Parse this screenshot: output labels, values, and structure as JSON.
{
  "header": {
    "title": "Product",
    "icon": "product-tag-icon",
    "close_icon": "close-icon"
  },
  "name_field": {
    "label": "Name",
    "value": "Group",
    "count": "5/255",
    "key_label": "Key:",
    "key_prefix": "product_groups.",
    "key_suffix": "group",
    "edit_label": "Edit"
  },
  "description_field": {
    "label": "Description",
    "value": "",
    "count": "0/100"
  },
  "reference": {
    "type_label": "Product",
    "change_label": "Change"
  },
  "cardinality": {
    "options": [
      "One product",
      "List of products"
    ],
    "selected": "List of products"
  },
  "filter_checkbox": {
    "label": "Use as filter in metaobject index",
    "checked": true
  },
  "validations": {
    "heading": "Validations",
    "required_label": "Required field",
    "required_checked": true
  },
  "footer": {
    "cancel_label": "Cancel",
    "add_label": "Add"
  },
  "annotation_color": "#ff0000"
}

----

Problem requirements: Quote all the records. Keep every word exact.

Exercise output:
Parse this screenshot: output labels, values, and structure as JSON.
{
  "header": {
    "title": "Product",
    "icon": "product-tag-icon",
    "close_icon": "close-icon"
  },
  "name_field": {
    "label": "Name",
    "value": "Group",
    "count": "5/255",
    "key_label": "Key:",
    "key_prefix": "product_groups.",
    "key_suffix": "group",
    "edit_label": "Edit"
  },
  "description_field": {
    "label": "Description",
    "value": "",
    "count": "0/100"
  },
  "reference": {
    "type_label": "Product",
    "change_label": "Change"
  },
  "cardinality": {
    "options": [
      "One product",
      "List of products"
    ],
    "selected": "List of products"
  },
  "filter_checkbox": {
    "label": "Use as filter in metaobject index",
    "checked": true
  },
  "validations": {
    "heading": "Validations",
    "required_label": "Required field",
    "required_checked": true
  },
  "footer": {
    "cancel_label": "Cancel",
    "add_label": "Add"
  },
  "annotation_color": "#ff0000"
}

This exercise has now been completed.